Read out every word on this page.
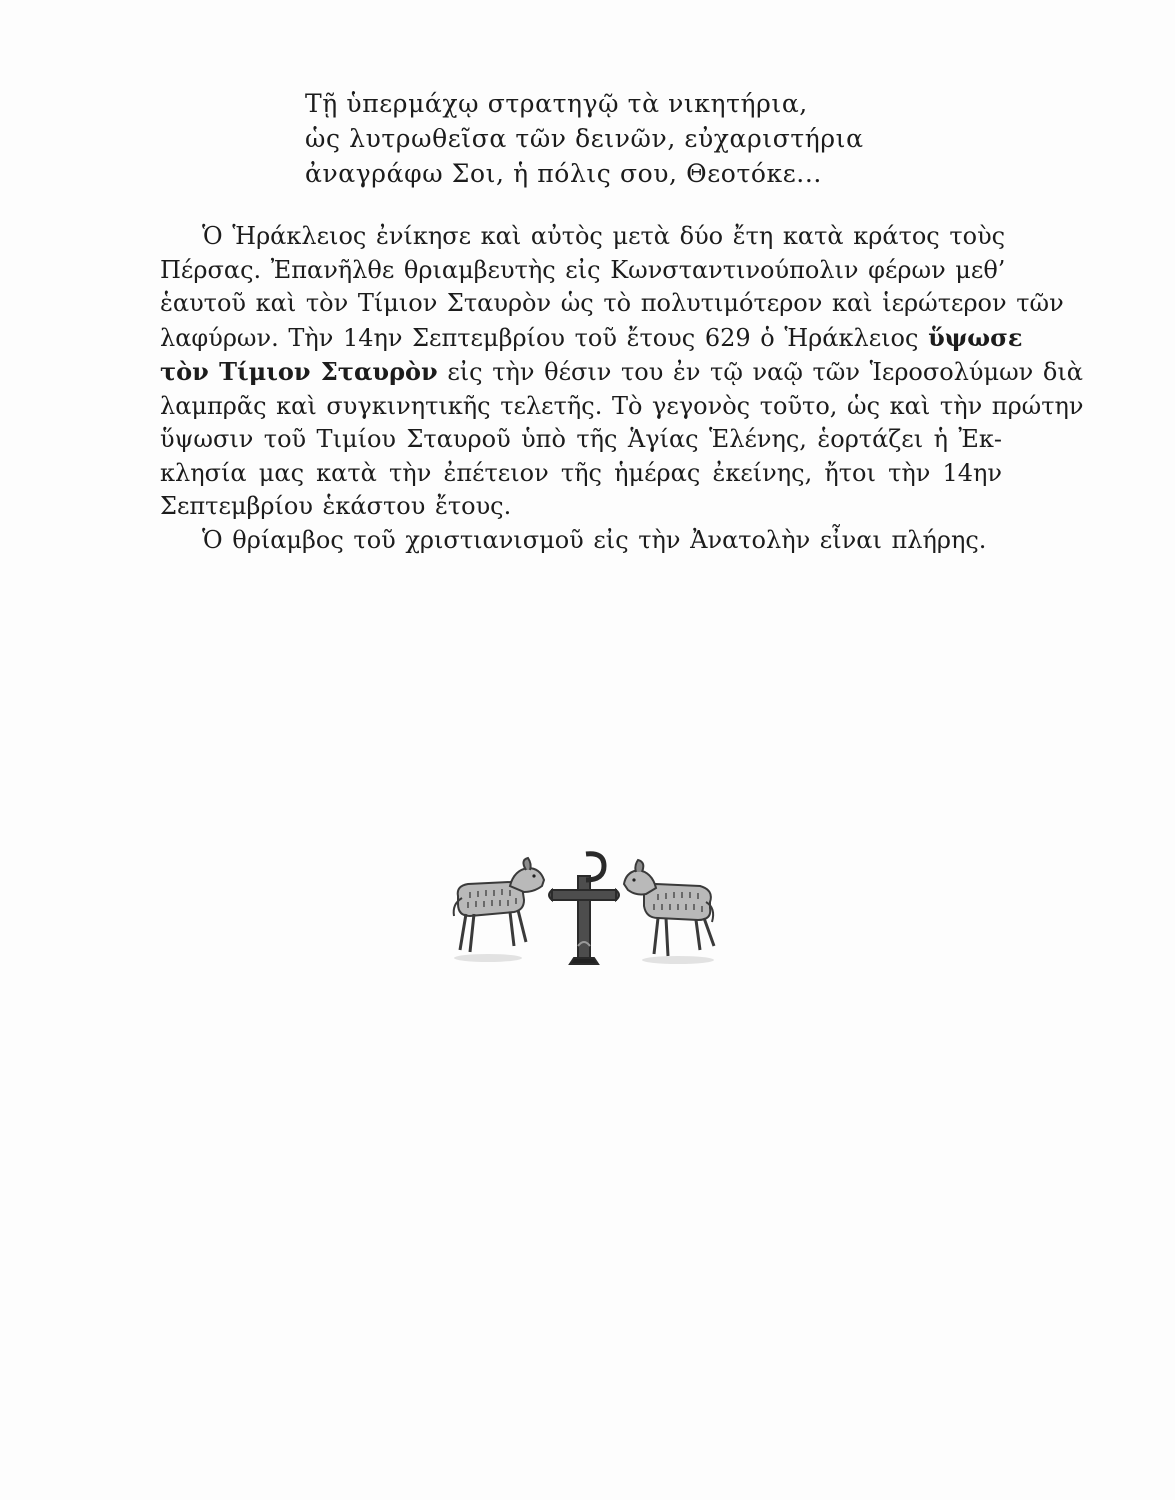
Τῇ ὑπερμάχῳ στρατηγῷ τὰ νικητήρια,
ὡς λυτρωθεῖσα τῶν δεινῶν, εὐχαριστήρια
ἀναγράφω Σοι, ἡ πόλις σου, Θεοτόκε...
Ὁ Ἡράκλειος ἐνίκησε καὶ αὐτὸς μετὰ δύο ἔτη κατὰ κράτος τοὺς
Πέρσας. Ἐπανῆλθε θριαμβευτὴς εἰς Κωνσταντινούπολιν φέρων μεθ’
ἑαυτοῦ καὶ τὸν Τίμιον Σταυρὸν ὡς τὸ πολυτιμότερον καὶ ἱερώτερον τῶν
λαφύρων. Τὴν 14ην Σεπτεμβρίου τοῦ ἔτους 629 ὁ Ἡράκλειος ὕψωσε
τὸν Τίμιον Σταυρὸν εἰς τὴν θέσιν του ἐν τῷ ναῷ τῶν Ἱεροσολύμων διὰ
λαμπρᾶς καὶ συγκινητικῆς τελετῆς. Τὸ γεγονὸς τοῦτο, ὡς καὶ τὴν πρώτην
ὕψωσιν τοῦ Τιμίου Σταυροῦ ὑπὸ τῆς Ἁγίας Ἑλένης, ἑορτάζει ἡ Ἐκ-
κλησία μας κατὰ τὴν ἐπέτειον τῆς ἡμέρας ἐκείνης, ἤτοι τὴν 14ην
Σεπτεμβρίου ἑκάστου ἔτους.
Ὁ θρίαμβος τοῦ χριστιανισμοῦ εἰς τὴν Ἀνατολὴν εἶναι πλήρης.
• • • • •
| TASK DIRECTIONS |
How many of these lines contain "ἔτους"? Write only the number.

| WRITTEN ANSWER |
2